11月22日,国际知名学术期刊《美国科学院院刊》(PNAS)在线发表了中科院上海生科院生化与细胞所陈剑峰课题组的最新研究成果,阐明了阳离子-π相互作用对于整合素α4β7的亲和性及其相关信号转导的新调节机制。
白细胞的迁移运动是炎症反应病理过程中的重要步骤和关键环节。整合素作为一类重要的细胞表面粘附分子,是直接介导白细胞迁移运动的重要蛋白,与炎症反应关系密切。整合素α4β7主要表达在淋巴细胞表面,负责介导淋巴细胞从血液循环进入肠道和中枢神经系统,其功能的异常与人类自身免疫疾病密切相关,如溃疡性结肠炎、克罗恩病等。整合素与配体的结合及其介导的信号转导是受到严格的调控的。这种精确的动态调控的机制一直以来都是整合素研究领域的热点。
前期的研究表明,整合素β亚基I结构域中的specific determining loop(SDL)与SyMBS是两个重要的整合素功能调控元件。SDL具有非常柔性的结构,与整合素识别配体的特异性有关;而SyMBS金属离子结合位点是整合素活化所必须的,但是它们的精细调控机制还不清楚。
陈剑峰课题组的潘有东博士等人发现了整合素α4β7的SDL与SyMBS通过一个特殊的阳离子-p相互作用相连接。该阳离子-p相互作用的丧失严重影响了高亲和性α4β7介导的细胞稳定粘附,但是对低亲和性α4β7介导的细胞滚动粘附影响很小。此外,α4β7介导的细胞运动也受到抑制。缺失该阳离子-π相互作用会引起α4β7胞内区的部分分离,产生一种异常的outside-in信号,引起FAK表达及其磷酸化的上调。胞内paxillin蛋白水平上调、paxillin与α4β7的结合增强,进而抑制了整合素介导的细胞铺展。研究还发现阳离子-π相互作用的丧失会提高paxillin的磷酸化水平并抑制talin的剪切,从而稳定了粘着斑。同时,整合素通过inside-out信号的活化过程也依赖于该阳离子-π相互作用。该研究首次提出了阳离子-p相互作用调控整合素的功能,揭示了整合素SyMBS位点通过该阳离子-π相互作用联系SDL、协同调控α4β7的功能。该发现不仅揭示了整合素功能的一个新调控机制,还对阳离子-π相互作用在蛋白中的生理功能提供了新的证据。
该研究课题获得国家科技部973项目、国家自然科学基金委、中国科学院和上海市科委的经费资助。(生物谷Bioon.com)

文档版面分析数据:
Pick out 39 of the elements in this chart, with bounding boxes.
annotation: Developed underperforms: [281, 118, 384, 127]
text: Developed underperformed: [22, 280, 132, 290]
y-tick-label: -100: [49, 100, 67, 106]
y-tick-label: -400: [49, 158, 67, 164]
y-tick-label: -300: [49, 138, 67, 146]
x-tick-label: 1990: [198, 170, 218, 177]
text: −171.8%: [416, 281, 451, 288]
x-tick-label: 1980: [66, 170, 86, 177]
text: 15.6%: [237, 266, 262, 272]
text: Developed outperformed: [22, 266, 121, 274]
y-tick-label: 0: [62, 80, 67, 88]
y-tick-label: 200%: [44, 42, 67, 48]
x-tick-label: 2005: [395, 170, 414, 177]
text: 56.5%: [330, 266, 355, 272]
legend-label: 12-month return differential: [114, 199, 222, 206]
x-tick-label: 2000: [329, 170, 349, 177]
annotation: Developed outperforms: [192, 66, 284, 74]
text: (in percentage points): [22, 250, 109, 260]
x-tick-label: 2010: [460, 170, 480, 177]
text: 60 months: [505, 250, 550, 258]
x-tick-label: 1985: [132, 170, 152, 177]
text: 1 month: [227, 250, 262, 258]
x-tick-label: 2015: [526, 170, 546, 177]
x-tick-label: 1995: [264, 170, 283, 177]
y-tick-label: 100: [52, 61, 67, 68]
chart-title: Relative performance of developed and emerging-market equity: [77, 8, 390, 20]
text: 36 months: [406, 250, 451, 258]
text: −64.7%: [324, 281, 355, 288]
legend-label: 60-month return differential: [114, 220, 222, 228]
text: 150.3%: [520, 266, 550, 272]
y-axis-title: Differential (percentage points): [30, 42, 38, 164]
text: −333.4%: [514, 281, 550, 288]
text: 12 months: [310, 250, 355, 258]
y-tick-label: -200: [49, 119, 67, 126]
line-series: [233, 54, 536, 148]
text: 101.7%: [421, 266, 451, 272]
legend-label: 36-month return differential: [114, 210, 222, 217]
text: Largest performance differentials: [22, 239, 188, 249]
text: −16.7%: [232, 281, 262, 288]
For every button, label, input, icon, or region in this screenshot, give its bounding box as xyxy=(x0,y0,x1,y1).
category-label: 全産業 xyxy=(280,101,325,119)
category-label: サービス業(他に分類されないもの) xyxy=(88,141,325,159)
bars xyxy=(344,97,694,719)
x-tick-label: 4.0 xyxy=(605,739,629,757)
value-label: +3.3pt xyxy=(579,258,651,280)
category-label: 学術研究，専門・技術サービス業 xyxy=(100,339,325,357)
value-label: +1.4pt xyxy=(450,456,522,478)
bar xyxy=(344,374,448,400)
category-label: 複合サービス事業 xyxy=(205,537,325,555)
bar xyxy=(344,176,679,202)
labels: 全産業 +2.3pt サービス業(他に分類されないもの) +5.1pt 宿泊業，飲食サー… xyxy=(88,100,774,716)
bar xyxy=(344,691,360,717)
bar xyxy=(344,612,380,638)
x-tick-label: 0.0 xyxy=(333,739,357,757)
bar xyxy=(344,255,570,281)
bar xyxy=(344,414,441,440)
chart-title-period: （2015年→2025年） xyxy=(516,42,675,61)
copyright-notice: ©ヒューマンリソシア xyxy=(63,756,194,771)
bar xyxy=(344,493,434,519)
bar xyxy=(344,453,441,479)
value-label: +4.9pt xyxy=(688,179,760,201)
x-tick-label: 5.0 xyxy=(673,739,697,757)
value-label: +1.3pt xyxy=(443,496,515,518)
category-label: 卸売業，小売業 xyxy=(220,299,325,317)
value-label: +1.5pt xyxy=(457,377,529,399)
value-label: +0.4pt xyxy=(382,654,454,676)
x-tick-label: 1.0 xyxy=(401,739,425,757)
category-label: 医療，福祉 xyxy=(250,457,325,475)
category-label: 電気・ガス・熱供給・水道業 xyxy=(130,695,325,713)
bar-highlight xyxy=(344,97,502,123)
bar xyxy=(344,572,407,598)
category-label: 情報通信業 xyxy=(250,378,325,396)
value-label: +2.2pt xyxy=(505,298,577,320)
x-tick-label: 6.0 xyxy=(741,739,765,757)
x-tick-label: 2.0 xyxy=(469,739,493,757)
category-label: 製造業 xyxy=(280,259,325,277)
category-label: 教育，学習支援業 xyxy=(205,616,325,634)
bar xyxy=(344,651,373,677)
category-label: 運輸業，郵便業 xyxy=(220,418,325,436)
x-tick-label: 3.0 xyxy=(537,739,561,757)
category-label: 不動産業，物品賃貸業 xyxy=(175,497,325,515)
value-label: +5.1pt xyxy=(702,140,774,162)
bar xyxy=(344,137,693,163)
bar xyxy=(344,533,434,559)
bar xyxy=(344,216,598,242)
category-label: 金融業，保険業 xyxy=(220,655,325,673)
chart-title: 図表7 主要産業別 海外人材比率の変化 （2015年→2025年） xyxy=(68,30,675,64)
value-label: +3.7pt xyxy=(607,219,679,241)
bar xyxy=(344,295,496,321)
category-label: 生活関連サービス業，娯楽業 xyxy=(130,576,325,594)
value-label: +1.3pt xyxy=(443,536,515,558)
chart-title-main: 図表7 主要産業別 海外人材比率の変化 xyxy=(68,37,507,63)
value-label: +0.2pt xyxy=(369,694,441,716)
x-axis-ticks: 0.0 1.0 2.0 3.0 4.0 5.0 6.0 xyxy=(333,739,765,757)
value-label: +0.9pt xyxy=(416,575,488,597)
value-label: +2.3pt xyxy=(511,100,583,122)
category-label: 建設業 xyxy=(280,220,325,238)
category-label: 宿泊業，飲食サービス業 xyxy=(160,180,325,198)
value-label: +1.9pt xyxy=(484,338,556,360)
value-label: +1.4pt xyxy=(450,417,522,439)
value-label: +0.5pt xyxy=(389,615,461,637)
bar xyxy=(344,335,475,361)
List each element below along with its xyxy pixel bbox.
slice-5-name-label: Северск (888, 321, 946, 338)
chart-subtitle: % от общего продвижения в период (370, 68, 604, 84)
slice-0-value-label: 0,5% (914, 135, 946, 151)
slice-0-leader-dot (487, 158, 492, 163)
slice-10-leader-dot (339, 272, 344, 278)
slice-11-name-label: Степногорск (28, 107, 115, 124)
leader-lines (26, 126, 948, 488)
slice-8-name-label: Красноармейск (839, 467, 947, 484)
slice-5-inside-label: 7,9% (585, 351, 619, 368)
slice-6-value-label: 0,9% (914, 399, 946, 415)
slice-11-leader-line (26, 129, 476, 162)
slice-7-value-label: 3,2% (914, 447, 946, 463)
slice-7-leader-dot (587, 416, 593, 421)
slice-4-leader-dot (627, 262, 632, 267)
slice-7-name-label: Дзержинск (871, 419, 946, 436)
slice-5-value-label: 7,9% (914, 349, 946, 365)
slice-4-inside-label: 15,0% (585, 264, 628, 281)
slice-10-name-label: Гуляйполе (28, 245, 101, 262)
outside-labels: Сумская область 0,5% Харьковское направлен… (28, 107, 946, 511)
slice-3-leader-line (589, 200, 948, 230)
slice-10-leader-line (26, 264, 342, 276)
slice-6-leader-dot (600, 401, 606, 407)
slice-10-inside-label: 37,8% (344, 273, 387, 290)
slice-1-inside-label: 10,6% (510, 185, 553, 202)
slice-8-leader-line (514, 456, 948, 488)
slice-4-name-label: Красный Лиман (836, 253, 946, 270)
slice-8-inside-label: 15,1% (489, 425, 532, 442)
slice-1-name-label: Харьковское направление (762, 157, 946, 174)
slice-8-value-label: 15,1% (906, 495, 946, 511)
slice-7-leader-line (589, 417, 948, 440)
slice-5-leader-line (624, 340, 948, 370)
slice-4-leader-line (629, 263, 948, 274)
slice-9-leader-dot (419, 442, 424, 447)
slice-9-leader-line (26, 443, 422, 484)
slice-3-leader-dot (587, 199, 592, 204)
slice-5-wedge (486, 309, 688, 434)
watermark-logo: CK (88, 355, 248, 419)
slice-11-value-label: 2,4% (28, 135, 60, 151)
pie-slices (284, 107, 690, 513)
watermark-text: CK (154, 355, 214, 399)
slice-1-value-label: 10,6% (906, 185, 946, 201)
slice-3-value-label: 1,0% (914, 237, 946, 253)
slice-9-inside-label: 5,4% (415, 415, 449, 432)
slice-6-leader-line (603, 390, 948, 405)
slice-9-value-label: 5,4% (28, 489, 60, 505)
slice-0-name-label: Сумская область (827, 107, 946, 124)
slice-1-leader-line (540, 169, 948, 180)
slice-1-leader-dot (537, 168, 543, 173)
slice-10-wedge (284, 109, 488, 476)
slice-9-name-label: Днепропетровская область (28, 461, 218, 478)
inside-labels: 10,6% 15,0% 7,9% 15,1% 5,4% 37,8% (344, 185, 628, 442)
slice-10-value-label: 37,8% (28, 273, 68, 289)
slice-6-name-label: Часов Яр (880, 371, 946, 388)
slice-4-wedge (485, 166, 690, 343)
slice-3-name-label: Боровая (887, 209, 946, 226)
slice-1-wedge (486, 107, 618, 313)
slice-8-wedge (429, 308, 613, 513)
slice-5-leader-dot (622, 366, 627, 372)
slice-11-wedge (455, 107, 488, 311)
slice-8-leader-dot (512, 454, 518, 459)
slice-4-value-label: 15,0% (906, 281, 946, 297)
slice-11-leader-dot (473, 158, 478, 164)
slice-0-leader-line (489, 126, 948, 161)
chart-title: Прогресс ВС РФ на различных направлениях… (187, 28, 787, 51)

▸ **任务要求**: 请将整合素研究一文中介于“陈剑峰课题组的潘有东博士等人”与“(生物谷Bioon.com)”之间的内容一字不改地重抄一遍，首尾两处都包括在内。

▸ **任务答复**:
陈剑峰课题组的潘有东博士等人发现了整合素α4β7的SDL与SyMBS通过一个特殊的阳离子-p相互作用相连接。该阳离子-p相互作用的丧失严重影响了高亲和性α4β7介导的细胞稳定粘附,但是对低亲和性α4β7介导的细胞滚动粘附影响很小。此外,α4β7介导的细胞运动也受到抑制。缺失该阳离子-π相互作用会引起α4β7胞内区的部分分离,产生一种异常的outside-in信号,引起FAK表达及其磷酸化的上调。胞内paxillin蛋白水平上调、paxillin与α4β7的结合增强,进而抑制了整合素介导的细胞铺展。研究还发现阳离子-π相互作用的丧失会提高paxillin的磷酸化水平并抑制talin的剪切,从而稳定了粘着斑。同时,整合素通过inside-out信号的活化过程也依赖于该阳离子-π相互作用。该研究首次提出了阳离子-p相互作用调控整合素的功能,揭示了整合素SyMBS位点通过该阳离子-π相互作用联系SDL、协同调控α4β7的功能。该发现不仅揭示了整合素功能的一个新调控机制,还对阳离子-π相互作用在蛋白中的生理功能提供了新的证据。
该研究课题获得国家科技部973项目、国家自然科学基金委、中国科学院和上海市科委的经费资助。(生物谷Bioon.com)